Give back each line of the material that contains the word "title".

----

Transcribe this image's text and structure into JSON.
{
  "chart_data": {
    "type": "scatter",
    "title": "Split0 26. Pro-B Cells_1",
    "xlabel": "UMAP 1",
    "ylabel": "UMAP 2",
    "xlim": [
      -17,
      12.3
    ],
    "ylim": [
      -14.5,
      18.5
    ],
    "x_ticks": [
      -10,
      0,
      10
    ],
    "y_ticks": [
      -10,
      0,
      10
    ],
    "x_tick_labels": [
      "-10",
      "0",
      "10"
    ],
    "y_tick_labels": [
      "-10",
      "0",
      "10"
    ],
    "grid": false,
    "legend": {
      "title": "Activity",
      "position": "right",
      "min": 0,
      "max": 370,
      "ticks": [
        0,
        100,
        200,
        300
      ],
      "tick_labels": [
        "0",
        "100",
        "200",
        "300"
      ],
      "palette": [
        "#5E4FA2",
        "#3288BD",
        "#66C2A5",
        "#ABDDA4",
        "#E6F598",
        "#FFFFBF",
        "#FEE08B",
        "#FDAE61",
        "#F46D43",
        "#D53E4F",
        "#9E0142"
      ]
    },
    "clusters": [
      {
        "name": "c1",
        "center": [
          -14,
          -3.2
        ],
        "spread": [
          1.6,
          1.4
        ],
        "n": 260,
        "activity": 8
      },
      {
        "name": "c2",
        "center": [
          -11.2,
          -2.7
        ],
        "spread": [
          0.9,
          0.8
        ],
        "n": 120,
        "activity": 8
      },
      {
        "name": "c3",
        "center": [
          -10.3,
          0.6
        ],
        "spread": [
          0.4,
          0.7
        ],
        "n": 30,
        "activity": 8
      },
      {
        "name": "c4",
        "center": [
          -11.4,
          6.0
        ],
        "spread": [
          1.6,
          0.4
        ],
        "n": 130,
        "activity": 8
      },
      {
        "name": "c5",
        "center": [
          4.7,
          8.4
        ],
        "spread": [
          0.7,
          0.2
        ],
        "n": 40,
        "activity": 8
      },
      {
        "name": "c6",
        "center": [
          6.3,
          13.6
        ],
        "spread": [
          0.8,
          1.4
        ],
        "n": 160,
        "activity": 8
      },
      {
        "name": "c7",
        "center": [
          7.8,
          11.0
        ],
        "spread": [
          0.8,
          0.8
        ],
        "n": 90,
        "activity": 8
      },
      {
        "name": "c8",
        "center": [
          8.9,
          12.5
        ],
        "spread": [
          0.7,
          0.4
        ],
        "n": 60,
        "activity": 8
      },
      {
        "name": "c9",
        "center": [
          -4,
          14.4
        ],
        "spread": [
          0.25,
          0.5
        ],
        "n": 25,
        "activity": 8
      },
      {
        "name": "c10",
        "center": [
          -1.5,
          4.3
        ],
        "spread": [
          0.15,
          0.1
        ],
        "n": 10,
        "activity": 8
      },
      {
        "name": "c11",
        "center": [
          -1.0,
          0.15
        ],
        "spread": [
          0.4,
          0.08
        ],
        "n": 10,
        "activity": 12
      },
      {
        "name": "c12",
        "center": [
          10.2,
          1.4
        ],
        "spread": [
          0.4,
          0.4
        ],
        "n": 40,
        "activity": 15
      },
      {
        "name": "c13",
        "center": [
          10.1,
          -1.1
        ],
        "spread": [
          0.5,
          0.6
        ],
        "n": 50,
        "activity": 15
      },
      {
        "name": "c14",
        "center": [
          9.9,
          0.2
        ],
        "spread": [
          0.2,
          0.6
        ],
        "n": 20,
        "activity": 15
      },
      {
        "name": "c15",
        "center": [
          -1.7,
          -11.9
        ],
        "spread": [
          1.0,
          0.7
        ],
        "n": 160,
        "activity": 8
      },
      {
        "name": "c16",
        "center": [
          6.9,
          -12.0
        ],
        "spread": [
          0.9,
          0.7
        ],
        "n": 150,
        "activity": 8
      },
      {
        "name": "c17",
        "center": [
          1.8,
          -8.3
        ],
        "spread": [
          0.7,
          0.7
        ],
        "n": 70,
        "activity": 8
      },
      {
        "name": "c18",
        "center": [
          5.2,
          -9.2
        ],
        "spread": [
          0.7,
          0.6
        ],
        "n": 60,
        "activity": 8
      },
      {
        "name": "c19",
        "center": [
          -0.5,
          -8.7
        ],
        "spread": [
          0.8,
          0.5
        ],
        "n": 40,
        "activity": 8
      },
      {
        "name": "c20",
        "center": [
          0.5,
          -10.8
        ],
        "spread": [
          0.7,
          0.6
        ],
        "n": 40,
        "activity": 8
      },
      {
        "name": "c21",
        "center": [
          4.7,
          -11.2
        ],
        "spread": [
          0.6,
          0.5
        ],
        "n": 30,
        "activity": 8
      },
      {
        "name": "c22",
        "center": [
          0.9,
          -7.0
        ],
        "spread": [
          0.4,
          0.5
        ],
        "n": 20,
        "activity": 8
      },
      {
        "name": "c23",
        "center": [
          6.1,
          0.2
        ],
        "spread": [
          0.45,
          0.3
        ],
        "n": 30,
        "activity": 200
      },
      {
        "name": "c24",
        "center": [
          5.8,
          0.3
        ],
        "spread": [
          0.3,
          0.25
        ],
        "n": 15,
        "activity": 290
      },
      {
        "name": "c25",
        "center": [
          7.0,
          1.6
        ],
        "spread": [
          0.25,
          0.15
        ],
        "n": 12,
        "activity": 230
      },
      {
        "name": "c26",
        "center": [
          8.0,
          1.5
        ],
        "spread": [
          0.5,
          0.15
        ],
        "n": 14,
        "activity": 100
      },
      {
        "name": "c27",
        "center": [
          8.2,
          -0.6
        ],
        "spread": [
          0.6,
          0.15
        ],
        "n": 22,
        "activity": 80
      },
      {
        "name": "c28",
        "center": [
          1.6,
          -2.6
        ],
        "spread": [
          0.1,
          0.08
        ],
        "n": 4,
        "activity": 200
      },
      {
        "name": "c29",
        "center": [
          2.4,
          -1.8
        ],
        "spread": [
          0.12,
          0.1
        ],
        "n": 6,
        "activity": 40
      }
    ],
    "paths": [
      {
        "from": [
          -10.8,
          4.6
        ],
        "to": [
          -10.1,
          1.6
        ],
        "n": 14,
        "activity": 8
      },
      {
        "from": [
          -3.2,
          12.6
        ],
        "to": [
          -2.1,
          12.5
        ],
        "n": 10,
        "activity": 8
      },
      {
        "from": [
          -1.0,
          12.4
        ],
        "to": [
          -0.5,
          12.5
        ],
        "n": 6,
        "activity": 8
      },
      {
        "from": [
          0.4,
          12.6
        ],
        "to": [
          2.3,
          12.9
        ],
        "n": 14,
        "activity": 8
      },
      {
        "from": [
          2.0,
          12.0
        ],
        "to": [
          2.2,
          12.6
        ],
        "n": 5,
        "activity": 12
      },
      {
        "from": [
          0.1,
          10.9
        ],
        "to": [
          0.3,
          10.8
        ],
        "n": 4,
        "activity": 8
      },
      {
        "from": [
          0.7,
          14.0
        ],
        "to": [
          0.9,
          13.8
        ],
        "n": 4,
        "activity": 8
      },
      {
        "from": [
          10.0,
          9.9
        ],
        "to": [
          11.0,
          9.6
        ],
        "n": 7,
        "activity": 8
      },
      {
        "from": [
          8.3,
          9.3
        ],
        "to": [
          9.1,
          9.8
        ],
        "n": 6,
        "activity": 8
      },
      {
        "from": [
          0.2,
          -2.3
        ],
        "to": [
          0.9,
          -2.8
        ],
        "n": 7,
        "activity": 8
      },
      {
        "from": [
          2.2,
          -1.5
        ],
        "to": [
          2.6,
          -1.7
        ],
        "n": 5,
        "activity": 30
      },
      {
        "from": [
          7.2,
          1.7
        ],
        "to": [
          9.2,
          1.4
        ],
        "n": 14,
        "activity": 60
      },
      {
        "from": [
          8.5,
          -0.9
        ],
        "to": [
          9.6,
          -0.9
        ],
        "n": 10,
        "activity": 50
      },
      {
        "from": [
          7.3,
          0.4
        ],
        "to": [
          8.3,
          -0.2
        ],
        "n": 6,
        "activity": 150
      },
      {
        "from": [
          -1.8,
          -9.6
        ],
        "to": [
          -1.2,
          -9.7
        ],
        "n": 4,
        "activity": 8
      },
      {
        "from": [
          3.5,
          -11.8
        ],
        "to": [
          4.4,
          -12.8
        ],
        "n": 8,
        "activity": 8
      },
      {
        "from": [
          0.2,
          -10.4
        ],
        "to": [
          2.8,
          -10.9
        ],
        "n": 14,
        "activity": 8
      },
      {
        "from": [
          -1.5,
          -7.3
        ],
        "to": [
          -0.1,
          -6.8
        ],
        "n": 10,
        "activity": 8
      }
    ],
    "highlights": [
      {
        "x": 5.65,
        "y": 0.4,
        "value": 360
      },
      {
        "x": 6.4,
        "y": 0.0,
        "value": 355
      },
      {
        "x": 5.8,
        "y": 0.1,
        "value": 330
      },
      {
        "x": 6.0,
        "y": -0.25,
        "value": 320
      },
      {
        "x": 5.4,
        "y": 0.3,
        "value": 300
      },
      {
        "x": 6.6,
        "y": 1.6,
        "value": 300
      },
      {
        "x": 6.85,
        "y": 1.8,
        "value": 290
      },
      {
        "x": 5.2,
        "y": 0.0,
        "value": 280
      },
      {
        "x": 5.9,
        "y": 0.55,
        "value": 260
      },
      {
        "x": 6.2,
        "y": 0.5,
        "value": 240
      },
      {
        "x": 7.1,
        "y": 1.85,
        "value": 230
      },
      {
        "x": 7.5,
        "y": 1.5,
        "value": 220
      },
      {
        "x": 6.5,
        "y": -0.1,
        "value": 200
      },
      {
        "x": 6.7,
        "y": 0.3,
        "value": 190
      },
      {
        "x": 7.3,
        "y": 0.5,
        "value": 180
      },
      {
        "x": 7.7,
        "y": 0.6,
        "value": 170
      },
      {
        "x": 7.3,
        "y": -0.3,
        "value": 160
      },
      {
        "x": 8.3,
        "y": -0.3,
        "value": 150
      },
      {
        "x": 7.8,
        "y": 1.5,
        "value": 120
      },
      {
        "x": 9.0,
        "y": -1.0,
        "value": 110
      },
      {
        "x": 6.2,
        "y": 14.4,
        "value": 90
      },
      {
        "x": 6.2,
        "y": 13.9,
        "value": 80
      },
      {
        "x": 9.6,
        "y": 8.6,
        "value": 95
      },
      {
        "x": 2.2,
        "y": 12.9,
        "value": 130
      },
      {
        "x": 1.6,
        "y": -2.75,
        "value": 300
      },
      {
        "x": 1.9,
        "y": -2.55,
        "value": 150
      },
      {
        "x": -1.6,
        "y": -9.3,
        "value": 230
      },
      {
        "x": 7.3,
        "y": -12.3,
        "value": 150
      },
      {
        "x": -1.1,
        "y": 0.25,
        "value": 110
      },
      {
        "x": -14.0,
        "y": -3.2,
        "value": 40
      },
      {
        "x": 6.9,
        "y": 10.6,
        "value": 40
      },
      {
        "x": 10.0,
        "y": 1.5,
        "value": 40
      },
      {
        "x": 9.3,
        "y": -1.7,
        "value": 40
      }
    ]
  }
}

----

» **Reply to the exercise**:
    "title": "Split0 26. Pro-B Cells_1",
      "title": "Activity",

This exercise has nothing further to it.